__What to do__
Return the listing below word for word.

__Data listing__
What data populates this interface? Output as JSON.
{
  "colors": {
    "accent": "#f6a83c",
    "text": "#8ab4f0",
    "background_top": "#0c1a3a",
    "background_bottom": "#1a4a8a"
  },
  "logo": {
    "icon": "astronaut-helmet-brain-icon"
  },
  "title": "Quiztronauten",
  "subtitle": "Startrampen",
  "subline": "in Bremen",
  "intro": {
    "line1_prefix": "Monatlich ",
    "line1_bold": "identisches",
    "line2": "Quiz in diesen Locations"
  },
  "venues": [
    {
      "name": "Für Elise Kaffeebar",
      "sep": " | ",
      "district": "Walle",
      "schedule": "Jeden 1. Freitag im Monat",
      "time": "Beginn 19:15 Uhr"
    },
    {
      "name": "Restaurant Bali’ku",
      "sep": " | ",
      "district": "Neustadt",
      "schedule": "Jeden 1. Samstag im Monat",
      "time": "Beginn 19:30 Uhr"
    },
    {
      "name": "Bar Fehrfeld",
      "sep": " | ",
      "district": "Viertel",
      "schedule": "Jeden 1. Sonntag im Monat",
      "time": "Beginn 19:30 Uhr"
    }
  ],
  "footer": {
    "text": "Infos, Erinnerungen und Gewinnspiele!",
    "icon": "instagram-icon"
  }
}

__Exercise response__
What data populates this interface? Output as JSON.
{
  "colors": {
    "accent": "#f6a83c",
    "text": "#8ab4f0",
    "background_top": "#0c1a3a",
    "background_bottom": "#1a4a8a"
  },
  "logo": {
    "icon": "astronaut-helmet-brain-icon"
  },
  "title": "Quiztronauten",
  "subtitle": "Startrampen",
  "subline": "in Bremen",
  "intro": {
    "line1_prefix": "Monatlich ",
    "line1_bold": "identisches",
    "line2": "Quiz in diesen Locations"
  },
  "venues": [
    {
      "name": "Für Elise Kaffeebar",
      "sep": " | ",
      "district": "Walle",
      "schedule": "Jeden 1. Freitag im Monat",
      "time": "Beginn 19:15 Uhr"
    },
    {
      "name": "Restaurant Bali’ku",
      "sep": " | ",
      "district": "Neustadt",
      "schedule": "Jeden 1. Samstag im Monat",
      "time": "Beginn 19:30 Uhr"
    },
    {
      "name": "Bar Fehrfeld",
      "sep": " | ",
      "district": "Viertel",
      "schedule": "Jeden 1. Sonntag im Monat",
      "time": "Beginn 19:30 Uhr"
    }
  ],
  "footer": {
    "text": "Infos, Erinnerungen und Gewinnspiele!",
    "icon": "instagram-icon"
  }
}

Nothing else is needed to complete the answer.